## AIM:
Return every line below as is, leaving out the pictures.

## SUPPLIED MATERIAL:
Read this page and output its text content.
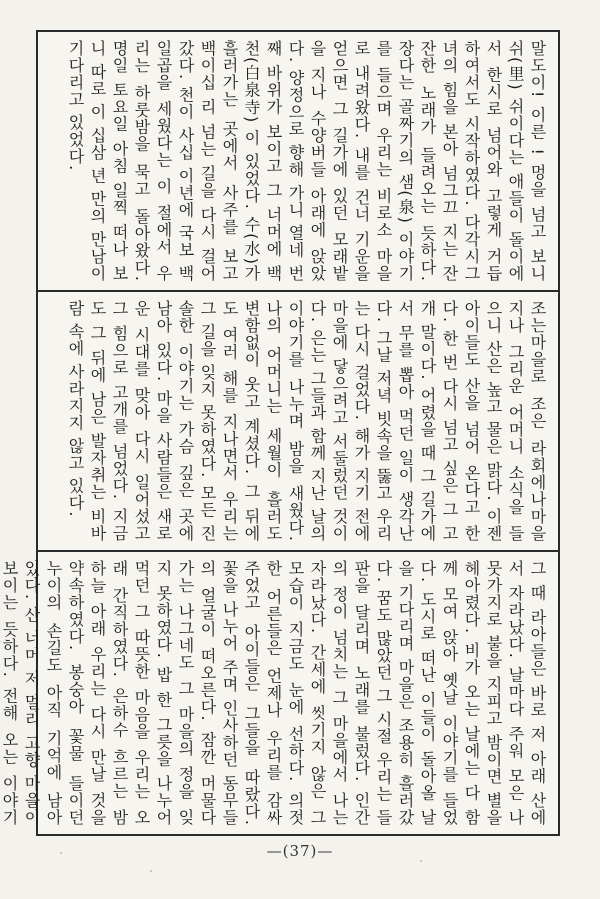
말도이! 이른 ! 멍을 넘고 보니 쉬(里) 쉬이다는 애들이 돌이에서 한시로 넘어와 고렇게 거듭 하여서도 시작하였다. 다각시그녀의 힘을 본아 넘그끄 지는 잔잔한 노래가 들려오는 듯하다. 장다는 골짜기의 샘(泉) 이야기를 들으며 우리는 비로소 마을로 내려왔다. 내를 건너 기운을 얻으면 그 길가에 있던 모래밭을 지나 수양버들 아래에 앉았다. 양정으로 향해 가니 열네 번째 바위가 보이고 그 너머에 백천(白泉寺) 이 있었다. 수(水)가 흘러가는 곳에서 사주를 보고 백이십 리 넘는 길을 다시 걸어 갔다. 천이 사십 이년에 국보 백일곱을 세웠다는 이 절에서 우리는 하룻밤을 묵고 돌아왔다. 명일 토요일 아침 일찍 떠나 보니 따로 이 십삼 년 만의 만남이 기다리고 있었다.
조는마을로 조은 라회에나마을 지나 그리운 어머니 소식을 들으니 산은 높고 물은 맑다. 이젠 아이들도 산을 넘어 온다고 한다. 한 번 다시 넘고 싶은 그 고개 말이다. 어렸을 때 그 길가에서 무를 뽑아 먹던 일이 생각난다. 그날 저녁 빗속을 뚫고 우리는 다시 걸었다. 해가 지기 전에 마을에 닿으려고 서둘렀던 것이다. 은는 그들과 함께 지난 날의 이야기를 나누며 밤을 새웠다. 나의 어머니는 세월이 흘러도 변함없이 웃고 계셨다. 그 뒤에도 여러 해를 지나면서 우리는 그 길을 잊지 못하였다. 모든 진솔한 이야기는 가슴 깊은 곳에 남아 있다. 마을 사람들은 새로운 시대를 맞아 다시 일어섰고 그 힘으로 고개를 넘었다. 지금도 그 뒤에 남은 발자취는 비바람 속에 사라지지 않고 있다.
그 때 라아들은 바로 저 아래 산에서 자라났다. 날마다 주워 모은 나뭇가지로 불을 지피고 밤이면 별을 헤아렸다. 비가 오는 날에는 다 함께 모여 앉아 옛날 이야기를 들었다. 도시로 떠난 이들이 돌아올 날을 기다리며 마을은 조용히 흘러갔다. 꿈도 많았던 그 시절 우리는 들판을 달리며 노래를 불렀다. 인간의 정이 넘치는 그 마을에서 나는 자라났다. 간세에 씻기지 않은 그 모습이 지금도 눈에 선하다. 의젓한 어른들은 언제나 우리를 감싸 주었고 아이들은 그들을 따랐다. 꽃을 나누어 주며 인사하던 동무들의 얼굴이 떠오른다. 잠깐 머물다 가는 나그네도 그 마을의 정을 잊지 못하였다. 밥 한 그릇을 나누어 먹던 그 따뜻한 마음을 우리는 오래 간직하였다. 은하수 흐르는 밤하늘 아래 우리는 다시 만날 것을 약속하였다. 봉숭아 꽃물 들이던 누이의 손길도 아직 기억에 남아 있다. 산 너머 저 멀리 고향 마을이 보이는 듯하다. 전해 오는 이야기
—(37)—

## RESPONSE FOR THIS EXERCISE:
Read this page and output its text content.
말도이! 이른 ! 멍을 넘고 보니 쉬(里) 쉬이다는 애들이 돌이에서 한시로 넘어와 고렇게 거듭 하여서도 시작하였다. 다각시그녀의 힘을 본아 넘그끄 지는 잔잔한 노래가 들려오는 듯하다. 장다는 골짜기의 샘(泉) 이야기를 들으며 우리는 비로소 마을로 내려왔다. 내를 건너 기운을 얻으면 그 길가에 있던 모래밭을 지나 수양버들 아래에 앉았다. 양정으로 향해 가니 열네 번째 바위가 보이고 그 너머에 백천(白泉寺) 이 있었다. 수(水)가 흘러가는 곳에서 사주를 보고 백이십 리 넘는 길을 다시 걸어 갔다. 천이 사십 이년에 국보 백일곱을 세웠다는 이 절에서 우리는 하룻밤을 묵고 돌아왔다. 명일 토요일 아침 일찍 떠나 보니 따로 이 십삼 년 만의 만남이 기다리고 있었다.
조는마을로 조은 라회에나마을 지나 그리운 어머니 소식을 들으니 산은 높고 물은 맑다. 이젠 아이들도 산을 넘어 온다고 한다. 한 번 다시 넘고 싶은 그 고개 말이다. 어렸을 때 그 길가에서 무를 뽑아 먹던 일이 생각난다. 그날 저녁 빗속을 뚫고 우리는 다시 걸었다. 해가 지기 전에 마을에 닿으려고 서둘렀던 것이다. 은는 그들과 함께 지난 날의 이야기를 나누며 밤을 새웠다. 나의 어머니는 세월이 흘러도 변함없이 웃고 계셨다. 그 뒤에도 여러 해를 지나면서 우리는 그 길을 잊지 못하였다. 모든 진솔한 이야기는 가슴 깊은 곳에 남아 있다. 마을 사람들은 새로운 시대를 맞아 다시 일어섰고 그 힘으로 고개를 넘었다. 지금도 그 뒤에 남은 발자취는 비바람 속에 사라지지 않고 있다.
그 때 라아들은 바로 저 아래 산에서 자라났다. 날마다 주워 모은 나뭇가지로 불을 지피고 밤이면 별을 헤아렸다. 비가 오는 날에는 다 함께 모여 앉아 옛날 이야기를 들었다. 도시로 떠난 이들이 돌아올 날을 기다리며 마을은 조용히 흘러갔다. 꿈도 많았던 그 시절 우리는 들판을 달리며 노래를 불렀다. 인간의 정이 넘치는 그 마을에서 나는 자라났다. 간세에 씻기지 않은 그 모습이 지금도 눈에 선하다. 의젓한 어른들은 언제나 우리를 감싸 주었고 아이들은 그들을 따랐다. 꽃을 나누어 주며 인사하던 동무들의 얼굴이 떠오른다. 잠깐 머물다 가는 나그네도 그 마을의 정을 잊지 못하였다. 밥 한 그릇을 나누어 먹던 그 따뜻한 마음을 우리는 오래 간직하였다. 은하수 흐르는 밤하늘 아래 우리는 다시 만날 것을 약속하였다. 봉숭아 꽃물 들이던 누이의 손길도 아직 기억에 남아 있다. 산 너머 저 멀리 고향 마을이 보이는 듯하다. 전해 오는 이야기
—(37)—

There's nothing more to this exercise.